Check every line of the data below for the string "name", and copy the ones that hold it.

= = = = =

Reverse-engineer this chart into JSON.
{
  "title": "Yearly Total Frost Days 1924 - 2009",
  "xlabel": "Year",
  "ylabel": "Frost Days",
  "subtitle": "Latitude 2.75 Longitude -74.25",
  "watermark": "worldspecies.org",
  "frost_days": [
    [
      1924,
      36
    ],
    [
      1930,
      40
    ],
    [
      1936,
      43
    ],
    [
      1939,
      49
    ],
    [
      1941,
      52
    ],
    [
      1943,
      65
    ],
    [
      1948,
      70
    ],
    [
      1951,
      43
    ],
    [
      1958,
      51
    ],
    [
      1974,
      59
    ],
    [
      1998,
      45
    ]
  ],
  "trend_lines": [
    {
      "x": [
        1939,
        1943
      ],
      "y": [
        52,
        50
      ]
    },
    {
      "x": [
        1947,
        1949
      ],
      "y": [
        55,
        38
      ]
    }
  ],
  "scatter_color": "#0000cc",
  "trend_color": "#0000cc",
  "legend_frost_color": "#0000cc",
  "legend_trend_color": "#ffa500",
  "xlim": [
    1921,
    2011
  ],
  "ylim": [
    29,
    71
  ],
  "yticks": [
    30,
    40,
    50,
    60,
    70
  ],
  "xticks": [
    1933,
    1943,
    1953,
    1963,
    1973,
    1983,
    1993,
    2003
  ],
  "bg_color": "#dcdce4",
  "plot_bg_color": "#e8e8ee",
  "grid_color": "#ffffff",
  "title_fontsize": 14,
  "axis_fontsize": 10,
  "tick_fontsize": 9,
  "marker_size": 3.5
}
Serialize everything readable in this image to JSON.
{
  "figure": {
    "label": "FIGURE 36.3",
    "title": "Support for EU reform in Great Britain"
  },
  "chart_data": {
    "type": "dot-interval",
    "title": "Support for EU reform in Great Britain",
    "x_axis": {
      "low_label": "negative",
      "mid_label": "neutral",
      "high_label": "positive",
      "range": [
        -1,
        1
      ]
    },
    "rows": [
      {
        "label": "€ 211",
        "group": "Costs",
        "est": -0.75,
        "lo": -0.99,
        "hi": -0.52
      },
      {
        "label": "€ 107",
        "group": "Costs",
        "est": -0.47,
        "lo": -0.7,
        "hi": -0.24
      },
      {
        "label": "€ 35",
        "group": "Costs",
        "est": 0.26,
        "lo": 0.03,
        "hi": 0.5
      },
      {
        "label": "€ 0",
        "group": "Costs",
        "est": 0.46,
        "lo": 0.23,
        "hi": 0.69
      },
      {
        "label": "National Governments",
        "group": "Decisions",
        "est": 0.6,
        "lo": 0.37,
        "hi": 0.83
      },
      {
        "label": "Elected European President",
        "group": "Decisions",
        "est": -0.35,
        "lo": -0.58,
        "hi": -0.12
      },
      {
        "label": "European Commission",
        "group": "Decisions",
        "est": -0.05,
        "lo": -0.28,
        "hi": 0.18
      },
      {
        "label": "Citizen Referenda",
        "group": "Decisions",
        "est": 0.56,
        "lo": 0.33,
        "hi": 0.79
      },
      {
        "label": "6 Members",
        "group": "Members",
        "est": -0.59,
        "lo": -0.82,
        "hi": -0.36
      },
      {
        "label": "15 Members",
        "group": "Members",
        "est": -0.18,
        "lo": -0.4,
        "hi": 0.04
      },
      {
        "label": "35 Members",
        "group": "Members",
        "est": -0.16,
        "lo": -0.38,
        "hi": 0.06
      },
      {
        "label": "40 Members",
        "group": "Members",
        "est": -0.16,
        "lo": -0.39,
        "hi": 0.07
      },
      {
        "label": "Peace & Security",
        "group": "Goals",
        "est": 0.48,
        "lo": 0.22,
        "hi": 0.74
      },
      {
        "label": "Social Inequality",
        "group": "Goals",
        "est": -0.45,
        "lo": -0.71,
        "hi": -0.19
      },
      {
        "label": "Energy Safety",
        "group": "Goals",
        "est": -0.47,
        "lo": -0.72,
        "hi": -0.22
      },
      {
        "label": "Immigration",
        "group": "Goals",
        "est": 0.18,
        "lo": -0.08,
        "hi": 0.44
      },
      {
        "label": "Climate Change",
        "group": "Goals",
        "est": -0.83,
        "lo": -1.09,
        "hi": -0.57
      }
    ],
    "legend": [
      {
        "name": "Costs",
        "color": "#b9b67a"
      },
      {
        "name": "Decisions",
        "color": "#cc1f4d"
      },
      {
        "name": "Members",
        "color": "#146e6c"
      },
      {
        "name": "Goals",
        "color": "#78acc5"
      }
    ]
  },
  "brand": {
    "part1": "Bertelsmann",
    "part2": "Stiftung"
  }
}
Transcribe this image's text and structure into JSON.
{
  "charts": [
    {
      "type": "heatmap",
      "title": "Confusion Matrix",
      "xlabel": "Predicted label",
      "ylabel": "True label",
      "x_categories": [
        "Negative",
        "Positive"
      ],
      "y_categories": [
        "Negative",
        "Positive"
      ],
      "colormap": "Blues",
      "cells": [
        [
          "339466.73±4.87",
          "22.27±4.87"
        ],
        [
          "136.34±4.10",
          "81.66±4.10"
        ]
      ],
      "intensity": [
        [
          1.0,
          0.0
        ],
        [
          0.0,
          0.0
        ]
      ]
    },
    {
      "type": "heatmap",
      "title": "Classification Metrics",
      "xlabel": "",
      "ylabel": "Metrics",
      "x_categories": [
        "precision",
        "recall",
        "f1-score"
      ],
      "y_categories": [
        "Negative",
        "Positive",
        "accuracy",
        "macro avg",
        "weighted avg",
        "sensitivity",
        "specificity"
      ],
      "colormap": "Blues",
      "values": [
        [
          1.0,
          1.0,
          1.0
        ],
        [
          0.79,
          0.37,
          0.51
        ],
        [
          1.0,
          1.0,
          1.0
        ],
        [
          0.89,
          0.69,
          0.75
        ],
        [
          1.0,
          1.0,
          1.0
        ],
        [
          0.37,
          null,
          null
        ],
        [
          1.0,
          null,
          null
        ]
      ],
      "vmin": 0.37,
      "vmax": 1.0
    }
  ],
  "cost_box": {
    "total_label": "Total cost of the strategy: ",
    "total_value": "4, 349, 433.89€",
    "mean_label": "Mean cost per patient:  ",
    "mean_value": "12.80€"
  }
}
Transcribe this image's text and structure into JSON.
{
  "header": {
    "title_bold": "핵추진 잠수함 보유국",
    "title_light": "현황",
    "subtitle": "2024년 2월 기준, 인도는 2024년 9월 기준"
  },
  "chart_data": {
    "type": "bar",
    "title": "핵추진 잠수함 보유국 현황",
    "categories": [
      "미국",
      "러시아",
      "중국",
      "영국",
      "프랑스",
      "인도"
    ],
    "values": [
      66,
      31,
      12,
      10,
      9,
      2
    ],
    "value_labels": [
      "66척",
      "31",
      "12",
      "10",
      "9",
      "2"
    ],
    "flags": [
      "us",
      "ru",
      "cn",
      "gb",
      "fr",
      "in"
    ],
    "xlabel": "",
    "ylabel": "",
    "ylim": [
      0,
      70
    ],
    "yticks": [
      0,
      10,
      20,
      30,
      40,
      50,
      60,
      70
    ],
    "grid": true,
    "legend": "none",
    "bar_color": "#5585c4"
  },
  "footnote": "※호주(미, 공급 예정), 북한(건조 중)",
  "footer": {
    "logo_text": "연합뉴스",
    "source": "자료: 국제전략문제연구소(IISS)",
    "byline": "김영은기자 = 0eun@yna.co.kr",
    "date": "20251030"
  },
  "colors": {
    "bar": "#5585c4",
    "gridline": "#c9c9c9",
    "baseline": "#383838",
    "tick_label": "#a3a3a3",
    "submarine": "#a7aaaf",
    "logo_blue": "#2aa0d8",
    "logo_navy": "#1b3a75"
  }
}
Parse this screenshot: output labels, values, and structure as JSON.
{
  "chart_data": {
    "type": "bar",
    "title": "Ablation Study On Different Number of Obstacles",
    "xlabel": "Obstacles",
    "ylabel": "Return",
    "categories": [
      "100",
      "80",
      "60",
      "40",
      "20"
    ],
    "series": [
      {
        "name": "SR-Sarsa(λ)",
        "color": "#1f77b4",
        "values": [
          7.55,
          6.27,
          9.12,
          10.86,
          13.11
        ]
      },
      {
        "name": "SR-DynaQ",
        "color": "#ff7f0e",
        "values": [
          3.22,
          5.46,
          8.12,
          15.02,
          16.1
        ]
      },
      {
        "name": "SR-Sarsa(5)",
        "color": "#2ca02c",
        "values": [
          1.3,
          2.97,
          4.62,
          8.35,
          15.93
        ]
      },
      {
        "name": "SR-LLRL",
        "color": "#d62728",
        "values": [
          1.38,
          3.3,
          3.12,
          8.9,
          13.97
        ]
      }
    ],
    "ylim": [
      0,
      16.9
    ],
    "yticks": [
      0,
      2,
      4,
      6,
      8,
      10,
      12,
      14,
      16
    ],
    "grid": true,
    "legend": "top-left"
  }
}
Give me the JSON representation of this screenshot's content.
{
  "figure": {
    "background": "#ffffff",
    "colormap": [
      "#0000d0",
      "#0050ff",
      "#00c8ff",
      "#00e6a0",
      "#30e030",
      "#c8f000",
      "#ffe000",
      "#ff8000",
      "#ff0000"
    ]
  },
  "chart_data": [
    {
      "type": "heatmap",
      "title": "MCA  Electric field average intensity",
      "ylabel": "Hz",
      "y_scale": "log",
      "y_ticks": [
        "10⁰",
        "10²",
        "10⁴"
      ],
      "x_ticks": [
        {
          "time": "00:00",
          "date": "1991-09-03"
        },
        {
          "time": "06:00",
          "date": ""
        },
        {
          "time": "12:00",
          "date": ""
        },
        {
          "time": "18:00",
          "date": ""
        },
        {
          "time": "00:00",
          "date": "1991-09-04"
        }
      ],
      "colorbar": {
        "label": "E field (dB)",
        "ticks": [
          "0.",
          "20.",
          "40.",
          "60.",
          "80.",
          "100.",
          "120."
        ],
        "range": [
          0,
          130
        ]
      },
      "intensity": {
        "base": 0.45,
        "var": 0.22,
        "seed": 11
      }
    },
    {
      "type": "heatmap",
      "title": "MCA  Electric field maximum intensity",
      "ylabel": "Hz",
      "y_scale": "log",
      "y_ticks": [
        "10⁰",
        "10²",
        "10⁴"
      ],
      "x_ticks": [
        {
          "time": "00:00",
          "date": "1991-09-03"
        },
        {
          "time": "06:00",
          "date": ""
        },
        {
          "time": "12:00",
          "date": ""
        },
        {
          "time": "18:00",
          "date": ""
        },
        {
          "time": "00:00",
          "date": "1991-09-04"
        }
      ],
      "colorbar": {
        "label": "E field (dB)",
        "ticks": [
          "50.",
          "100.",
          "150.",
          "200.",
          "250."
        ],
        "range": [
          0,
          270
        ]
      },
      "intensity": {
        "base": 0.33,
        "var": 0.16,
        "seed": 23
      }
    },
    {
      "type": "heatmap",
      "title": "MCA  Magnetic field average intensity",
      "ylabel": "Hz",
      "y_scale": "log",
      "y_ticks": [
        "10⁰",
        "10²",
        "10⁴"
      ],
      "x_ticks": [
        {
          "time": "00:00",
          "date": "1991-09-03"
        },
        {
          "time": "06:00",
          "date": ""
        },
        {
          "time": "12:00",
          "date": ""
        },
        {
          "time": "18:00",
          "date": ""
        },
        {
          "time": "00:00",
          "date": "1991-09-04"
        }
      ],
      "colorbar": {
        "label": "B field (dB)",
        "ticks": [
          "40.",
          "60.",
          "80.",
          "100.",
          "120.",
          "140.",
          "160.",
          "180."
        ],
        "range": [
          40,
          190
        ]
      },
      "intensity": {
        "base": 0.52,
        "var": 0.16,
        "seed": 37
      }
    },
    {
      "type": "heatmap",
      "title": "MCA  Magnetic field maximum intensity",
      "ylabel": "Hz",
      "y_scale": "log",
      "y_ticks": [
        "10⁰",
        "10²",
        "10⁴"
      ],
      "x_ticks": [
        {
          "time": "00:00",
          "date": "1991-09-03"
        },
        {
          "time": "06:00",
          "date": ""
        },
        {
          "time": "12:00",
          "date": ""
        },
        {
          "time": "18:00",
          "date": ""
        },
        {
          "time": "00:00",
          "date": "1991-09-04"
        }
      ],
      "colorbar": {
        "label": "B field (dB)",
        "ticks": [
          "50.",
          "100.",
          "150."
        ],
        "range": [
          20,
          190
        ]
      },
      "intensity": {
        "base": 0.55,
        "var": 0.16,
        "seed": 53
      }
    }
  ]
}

= = = = =

# Output for this task:
        "name": "Costs",
        "name": "Decisions",
        "name": "Members",
        "name": "Goals",
        "name": "SR-Sarsa(λ)",
        "name": "SR-DynaQ",
        "name": "SR-Sarsa(5)",
        "name": "SR-LLRL",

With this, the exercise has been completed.